What the task asks:
Scan the following material for the string "ἦσαν" and copy each line in which it appears.

+++

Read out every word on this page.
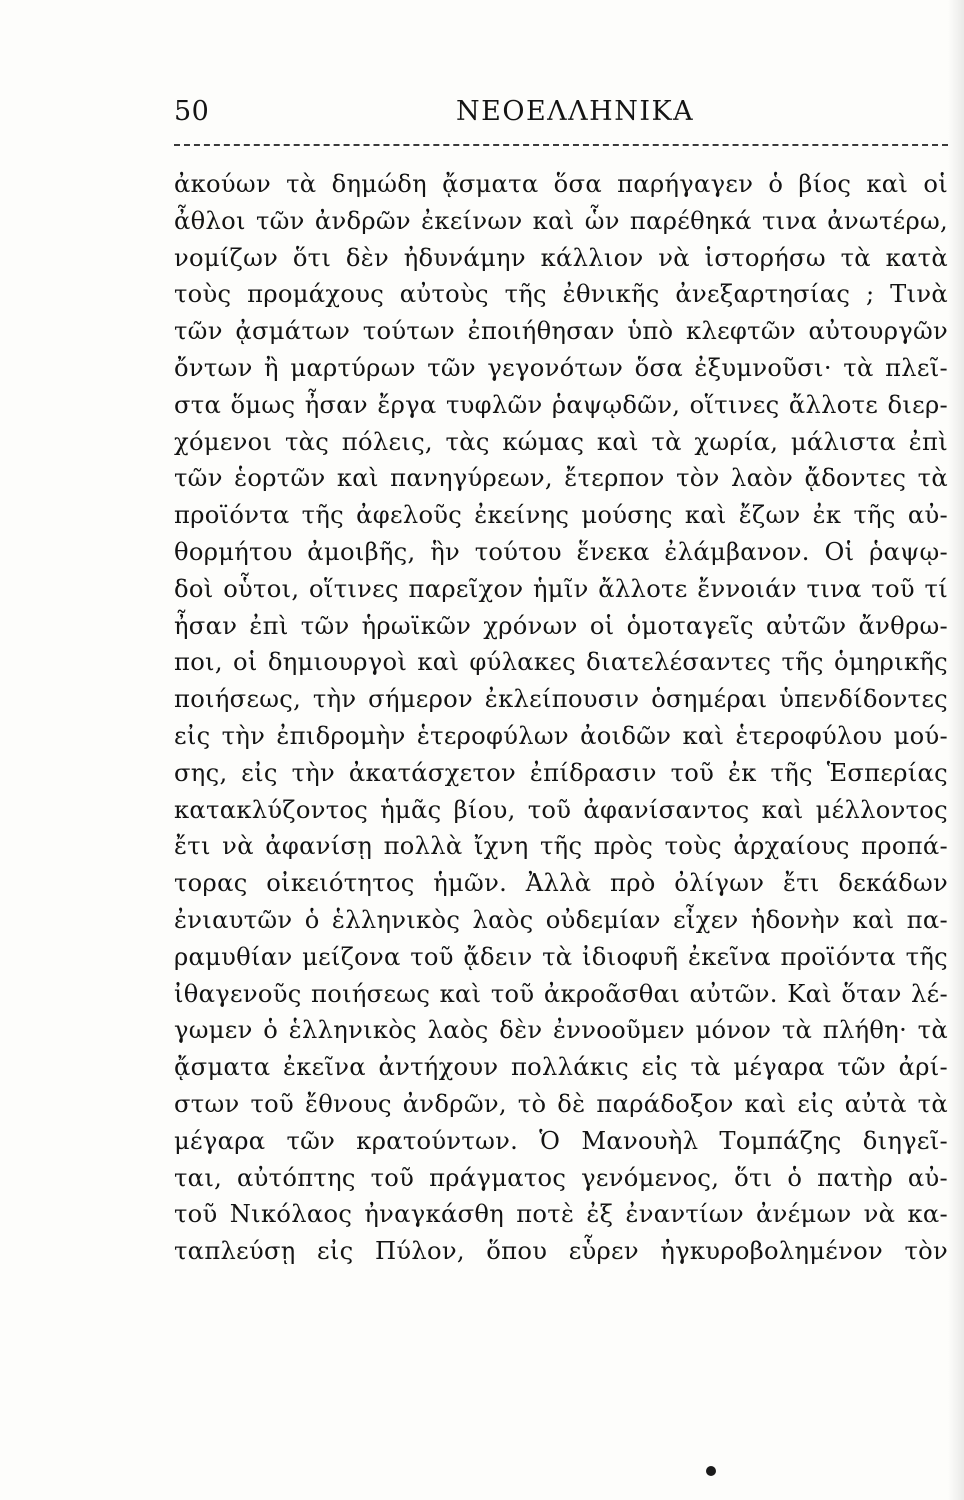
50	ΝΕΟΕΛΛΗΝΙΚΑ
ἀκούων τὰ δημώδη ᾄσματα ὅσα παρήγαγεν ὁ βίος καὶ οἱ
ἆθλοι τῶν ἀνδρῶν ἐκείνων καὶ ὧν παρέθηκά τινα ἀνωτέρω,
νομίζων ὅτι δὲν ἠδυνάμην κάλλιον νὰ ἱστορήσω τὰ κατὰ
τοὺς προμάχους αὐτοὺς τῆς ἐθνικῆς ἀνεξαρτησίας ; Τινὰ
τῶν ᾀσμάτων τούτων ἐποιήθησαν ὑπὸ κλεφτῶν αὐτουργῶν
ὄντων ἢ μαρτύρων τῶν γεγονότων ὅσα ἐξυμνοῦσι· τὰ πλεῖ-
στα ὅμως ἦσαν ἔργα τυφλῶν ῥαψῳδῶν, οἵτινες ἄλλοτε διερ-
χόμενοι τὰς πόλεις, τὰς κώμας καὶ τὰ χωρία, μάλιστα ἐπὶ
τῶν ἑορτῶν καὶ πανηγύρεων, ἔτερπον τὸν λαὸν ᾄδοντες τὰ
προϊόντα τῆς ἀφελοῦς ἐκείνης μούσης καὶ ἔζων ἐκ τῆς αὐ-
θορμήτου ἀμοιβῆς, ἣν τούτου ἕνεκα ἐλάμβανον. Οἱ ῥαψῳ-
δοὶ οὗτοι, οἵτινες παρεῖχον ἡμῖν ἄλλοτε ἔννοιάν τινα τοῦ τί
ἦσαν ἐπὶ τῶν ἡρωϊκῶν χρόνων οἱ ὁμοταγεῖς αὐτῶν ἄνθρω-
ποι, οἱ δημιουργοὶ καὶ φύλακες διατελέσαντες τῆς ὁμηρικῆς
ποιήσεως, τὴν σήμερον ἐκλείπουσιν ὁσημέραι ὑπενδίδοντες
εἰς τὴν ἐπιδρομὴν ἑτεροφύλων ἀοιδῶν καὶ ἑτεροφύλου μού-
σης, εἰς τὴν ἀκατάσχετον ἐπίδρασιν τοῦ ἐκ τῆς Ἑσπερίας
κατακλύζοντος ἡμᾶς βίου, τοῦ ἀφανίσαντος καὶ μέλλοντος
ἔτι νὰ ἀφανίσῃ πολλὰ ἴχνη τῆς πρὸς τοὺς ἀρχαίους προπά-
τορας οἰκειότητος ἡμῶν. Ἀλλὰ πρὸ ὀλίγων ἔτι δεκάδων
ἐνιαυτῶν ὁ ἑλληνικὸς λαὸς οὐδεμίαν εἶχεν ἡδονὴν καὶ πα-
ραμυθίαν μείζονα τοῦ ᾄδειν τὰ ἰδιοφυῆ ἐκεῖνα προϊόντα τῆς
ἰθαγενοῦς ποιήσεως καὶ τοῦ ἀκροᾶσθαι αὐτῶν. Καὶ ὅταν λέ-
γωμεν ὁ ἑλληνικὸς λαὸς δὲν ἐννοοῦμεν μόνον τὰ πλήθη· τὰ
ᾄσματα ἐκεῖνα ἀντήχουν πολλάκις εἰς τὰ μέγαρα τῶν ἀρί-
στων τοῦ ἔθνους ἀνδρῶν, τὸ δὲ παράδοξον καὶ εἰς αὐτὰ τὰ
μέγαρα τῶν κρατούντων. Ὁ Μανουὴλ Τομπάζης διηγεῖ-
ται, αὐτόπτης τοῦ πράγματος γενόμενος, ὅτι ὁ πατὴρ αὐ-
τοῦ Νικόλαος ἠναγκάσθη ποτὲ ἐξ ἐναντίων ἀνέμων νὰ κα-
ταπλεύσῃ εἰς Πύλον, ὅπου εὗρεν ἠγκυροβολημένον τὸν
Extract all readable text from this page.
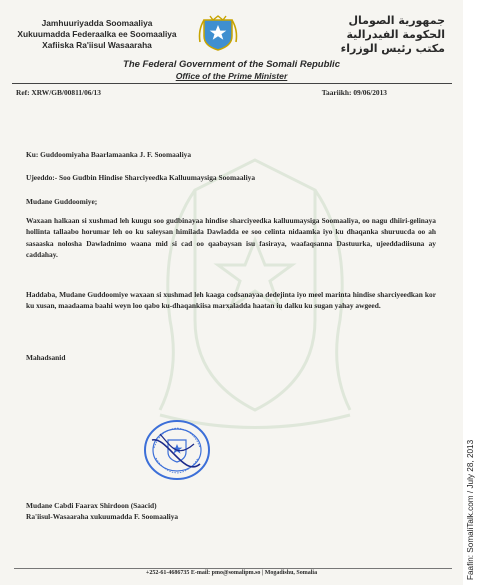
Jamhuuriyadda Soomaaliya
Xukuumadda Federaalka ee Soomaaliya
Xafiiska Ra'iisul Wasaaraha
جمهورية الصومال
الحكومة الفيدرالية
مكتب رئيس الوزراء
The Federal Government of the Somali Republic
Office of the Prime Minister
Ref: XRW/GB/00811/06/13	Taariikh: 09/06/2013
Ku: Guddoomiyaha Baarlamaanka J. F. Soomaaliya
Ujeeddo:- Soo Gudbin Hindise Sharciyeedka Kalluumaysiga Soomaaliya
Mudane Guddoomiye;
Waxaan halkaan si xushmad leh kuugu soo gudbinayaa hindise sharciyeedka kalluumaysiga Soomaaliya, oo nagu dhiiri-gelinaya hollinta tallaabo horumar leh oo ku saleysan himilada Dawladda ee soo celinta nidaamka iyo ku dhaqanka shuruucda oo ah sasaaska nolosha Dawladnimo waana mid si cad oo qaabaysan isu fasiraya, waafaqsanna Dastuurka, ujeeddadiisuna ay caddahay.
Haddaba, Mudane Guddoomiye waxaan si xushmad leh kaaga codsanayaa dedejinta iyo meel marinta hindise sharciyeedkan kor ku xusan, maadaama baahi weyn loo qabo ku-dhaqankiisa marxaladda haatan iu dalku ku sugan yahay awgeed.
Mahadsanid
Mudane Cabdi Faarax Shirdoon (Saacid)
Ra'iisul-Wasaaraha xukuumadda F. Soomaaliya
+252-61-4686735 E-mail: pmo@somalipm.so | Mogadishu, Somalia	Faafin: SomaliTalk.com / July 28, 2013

+++

Expected answer:
στα ὅμως ἦσαν ἔργα τυφλῶν ῥαψῳδῶν, οἵτινες ἄλλοτε διερ-
ἦσαν ἐπὶ τῶν ἡρωϊκῶν χρόνων οἱ ὁμοταγεῖς αὐτῶν ἄνθρω-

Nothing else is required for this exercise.